■ The task ■
Each record below should be repeated precisely as written.

[Items from a dataset]

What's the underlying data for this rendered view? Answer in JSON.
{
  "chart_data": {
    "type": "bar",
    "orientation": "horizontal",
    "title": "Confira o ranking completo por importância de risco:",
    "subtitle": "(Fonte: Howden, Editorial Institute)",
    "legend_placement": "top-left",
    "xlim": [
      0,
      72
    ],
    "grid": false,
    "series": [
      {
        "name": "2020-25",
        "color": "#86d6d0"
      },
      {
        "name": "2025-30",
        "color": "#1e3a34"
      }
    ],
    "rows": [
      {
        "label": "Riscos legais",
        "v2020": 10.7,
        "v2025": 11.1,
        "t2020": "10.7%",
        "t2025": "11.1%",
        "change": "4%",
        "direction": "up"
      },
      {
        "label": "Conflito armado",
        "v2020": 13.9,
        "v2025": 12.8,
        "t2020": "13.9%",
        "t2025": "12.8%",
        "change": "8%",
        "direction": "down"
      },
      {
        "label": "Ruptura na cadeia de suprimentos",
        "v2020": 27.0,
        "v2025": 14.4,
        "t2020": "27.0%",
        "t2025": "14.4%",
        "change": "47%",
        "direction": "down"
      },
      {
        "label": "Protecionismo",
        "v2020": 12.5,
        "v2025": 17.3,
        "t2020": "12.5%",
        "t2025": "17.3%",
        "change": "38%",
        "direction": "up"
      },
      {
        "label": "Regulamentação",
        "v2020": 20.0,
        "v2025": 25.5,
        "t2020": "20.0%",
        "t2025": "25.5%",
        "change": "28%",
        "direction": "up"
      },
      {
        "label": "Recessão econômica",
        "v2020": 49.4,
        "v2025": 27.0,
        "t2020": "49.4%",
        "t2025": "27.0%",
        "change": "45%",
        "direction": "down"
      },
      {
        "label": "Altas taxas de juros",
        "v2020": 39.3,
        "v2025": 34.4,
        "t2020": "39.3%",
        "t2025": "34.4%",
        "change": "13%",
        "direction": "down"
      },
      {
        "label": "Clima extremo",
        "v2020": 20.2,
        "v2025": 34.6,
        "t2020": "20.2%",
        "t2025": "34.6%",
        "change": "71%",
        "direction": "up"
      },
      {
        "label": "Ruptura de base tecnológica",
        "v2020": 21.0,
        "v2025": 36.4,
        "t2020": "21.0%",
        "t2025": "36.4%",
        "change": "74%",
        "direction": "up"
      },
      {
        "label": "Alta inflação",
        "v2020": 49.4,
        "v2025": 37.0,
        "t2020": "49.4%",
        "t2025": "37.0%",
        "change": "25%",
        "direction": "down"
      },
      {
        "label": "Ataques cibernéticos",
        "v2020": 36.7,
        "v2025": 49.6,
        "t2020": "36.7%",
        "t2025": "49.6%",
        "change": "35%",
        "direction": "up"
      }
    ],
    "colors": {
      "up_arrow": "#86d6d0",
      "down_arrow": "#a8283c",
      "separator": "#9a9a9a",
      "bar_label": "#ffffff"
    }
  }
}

■ Response to the task ■
What's the underlying data for this rendered view? Answer in JSON.
{
  "chart_data": {
    "type": "bar",
    "orientation": "horizontal",
    "title": "Confira o ranking completo por importância de risco:",
    "subtitle": "(Fonte: Howden, Editorial Institute)",
    "legend_placement": "top-left",
    "xlim": [
      0,
      72
    ],
    "grid": false,
    "series": [
      {
        "name": "2020-25",
        "color": "#86d6d0"
      },
      {
        "name": "2025-30",
        "color": "#1e3a34"
      }
    ],
    "rows": [
      {
        "label": "Riscos legais",
        "v2020": 10.7,
        "v2025": 11.1,
        "t2020": "10.7%",
        "t2025": "11.1%",
        "change": "4%",
        "direction": "up"
      },
      {
        "label": "Conflito armado",
        "v2020": 13.9,
        "v2025": 12.8,
        "t2020": "13.9%",
        "t2025": "12.8%",
        "change": "8%",
        "direction": "down"
      },
      {
        "label": "Ruptura na cadeia de suprimentos",
        "v2020": 27.0,
        "v2025": 14.4,
        "t2020": "27.0%",
        "t2025": "14.4%",
        "change": "47%",
        "direction": "down"
      },
      {
        "label": "Protecionismo",
        "v2020": 12.5,
        "v2025": 17.3,
        "t2020": "12.5%",
        "t2025": "17.3%",
        "change": "38%",
        "direction": "up"
      },
      {
        "label": "Regulamentação",
        "v2020": 20.0,
        "v2025": 25.5,
        "t2020": "20.0%",
        "t2025": "25.5%",
        "change": "28%",
        "direction": "up"
      },
      {
        "label": "Recessão econômica",
        "v2020": 49.4,
        "v2025": 27.0,
        "t2020": "49.4%",
        "t2025": "27.0%",
        "change": "45%",
        "direction": "down"
      },
      {
        "label": "Altas taxas de juros",
        "v2020": 39.3,
        "v2025": 34.4,
        "t2020": "39.3%",
        "t2025": "34.4%",
        "change": "13%",
        "direction": "down"
      },
      {
        "label": "Clima extremo",
        "v2020": 20.2,
        "v2025": 34.6,
        "t2020": "20.2%",
        "t2025": "34.6%",
        "change": "71%",
        "direction": "up"
      },
      {
        "label": "Ruptura de base tecnológica",
        "v2020": 21.0,
        "v2025": 36.4,
        "t2020": "21.0%",
        "t2025": "36.4%",
        "change": "74%",
        "direction": "up"
      },
      {
        "label": "Alta inflação",
        "v2020": 49.4,
        "v2025": 37.0,
        "t2020": "49.4%",
        "t2025": "37.0%",
        "change": "25%",
        "direction": "down"
      },
      {
        "label": "Ataques cibernéticos",
        "v2020": 36.7,
        "v2025": 49.6,
        "t2020": "36.7%",
        "t2025": "49.6%",
        "change": "35%",
        "direction": "up"
      }
    ],
    "colors": {
      "up_arrow": "#86d6d0",
      "down_arrow": "#a8283c",
      "separator": "#9a9a9a",
      "bar_label": "#ffffff"
    }
  }
}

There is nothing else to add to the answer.